WRITTEN EXERCISE => Look over the lines below. Report each one that includes the string "Klosters".

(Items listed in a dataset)
--
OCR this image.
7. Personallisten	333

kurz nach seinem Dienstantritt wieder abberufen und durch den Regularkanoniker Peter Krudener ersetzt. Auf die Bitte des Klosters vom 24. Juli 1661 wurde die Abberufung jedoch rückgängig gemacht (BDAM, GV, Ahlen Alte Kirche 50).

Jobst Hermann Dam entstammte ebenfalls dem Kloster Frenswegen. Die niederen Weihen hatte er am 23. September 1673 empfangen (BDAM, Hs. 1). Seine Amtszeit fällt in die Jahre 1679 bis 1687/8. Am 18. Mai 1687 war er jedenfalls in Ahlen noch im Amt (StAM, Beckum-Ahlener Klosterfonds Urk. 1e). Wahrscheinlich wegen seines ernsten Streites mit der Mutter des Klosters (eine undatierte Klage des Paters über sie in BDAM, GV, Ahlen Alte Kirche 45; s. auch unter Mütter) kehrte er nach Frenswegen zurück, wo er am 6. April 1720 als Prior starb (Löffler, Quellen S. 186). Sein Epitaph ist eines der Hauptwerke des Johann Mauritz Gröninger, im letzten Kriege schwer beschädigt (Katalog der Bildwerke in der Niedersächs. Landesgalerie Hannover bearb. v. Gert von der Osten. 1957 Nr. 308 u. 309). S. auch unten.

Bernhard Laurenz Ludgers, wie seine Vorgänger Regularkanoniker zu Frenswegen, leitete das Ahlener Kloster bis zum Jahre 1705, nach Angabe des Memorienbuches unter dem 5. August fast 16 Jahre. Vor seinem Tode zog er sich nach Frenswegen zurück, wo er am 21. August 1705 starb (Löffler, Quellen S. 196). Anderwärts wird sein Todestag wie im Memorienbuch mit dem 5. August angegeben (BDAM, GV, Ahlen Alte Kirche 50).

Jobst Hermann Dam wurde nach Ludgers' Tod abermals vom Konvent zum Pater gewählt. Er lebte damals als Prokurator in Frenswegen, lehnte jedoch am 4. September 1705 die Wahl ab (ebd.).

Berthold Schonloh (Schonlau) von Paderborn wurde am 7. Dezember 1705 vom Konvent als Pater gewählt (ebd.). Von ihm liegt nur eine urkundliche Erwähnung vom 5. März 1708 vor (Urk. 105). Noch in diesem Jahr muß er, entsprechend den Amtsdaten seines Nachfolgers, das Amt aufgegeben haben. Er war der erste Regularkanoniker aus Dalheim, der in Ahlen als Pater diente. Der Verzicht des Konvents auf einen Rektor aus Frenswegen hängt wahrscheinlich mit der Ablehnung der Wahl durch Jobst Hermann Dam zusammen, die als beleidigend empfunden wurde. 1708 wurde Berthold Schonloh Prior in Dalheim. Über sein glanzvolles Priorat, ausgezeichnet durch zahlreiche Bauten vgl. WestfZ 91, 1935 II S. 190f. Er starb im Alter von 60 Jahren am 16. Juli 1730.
--
TASK OUTPUT =>
kurz nach seinem Dienstantritt wieder abberufen und durch den Regularkanoniker Peter Krudener ersetzt. Auf die Bitte des Klosters vom 24. Juli 1661 wurde die Abberufung jedoch rückgängig gemacht (BDAM, GV, Ahlen Alte Kirche 50).
Jobst Hermann Dam entstammte ebenfalls dem Kloster Frenswegen. Die niederen Weihen hatte er am 23. September 1673 empfangen (BDAM, Hs. 1). Seine Amtszeit fällt in die Jahre 1679 bis 1687/8. Am 18. Mai 1687 war er jedenfalls in Ahlen noch im Amt (StAM, Beckum-Ahlener Klosterfonds Urk. 1e). Wahrscheinlich wegen seines ernsten Streites mit der Mutter des Klosters (eine undatierte Klage des Paters über sie in BDAM, GV, Ahlen Alte Kirche 45; s. auch unter Mütter) kehrte er nach Frenswegen zurück, wo er am 6. April 1720 als Prior starb (Löffler, Quellen S. 186). Sein Epitaph ist eines der Hauptwerke des Johann Mauritz Gröninger, im letzten Kriege schwer beschädigt (Katalog der Bildwerke in der Niedersächs. Landesgalerie Hannover bearb. v. Gert von der Osten. 1957 Nr. 308 u. 309). S. auch unten.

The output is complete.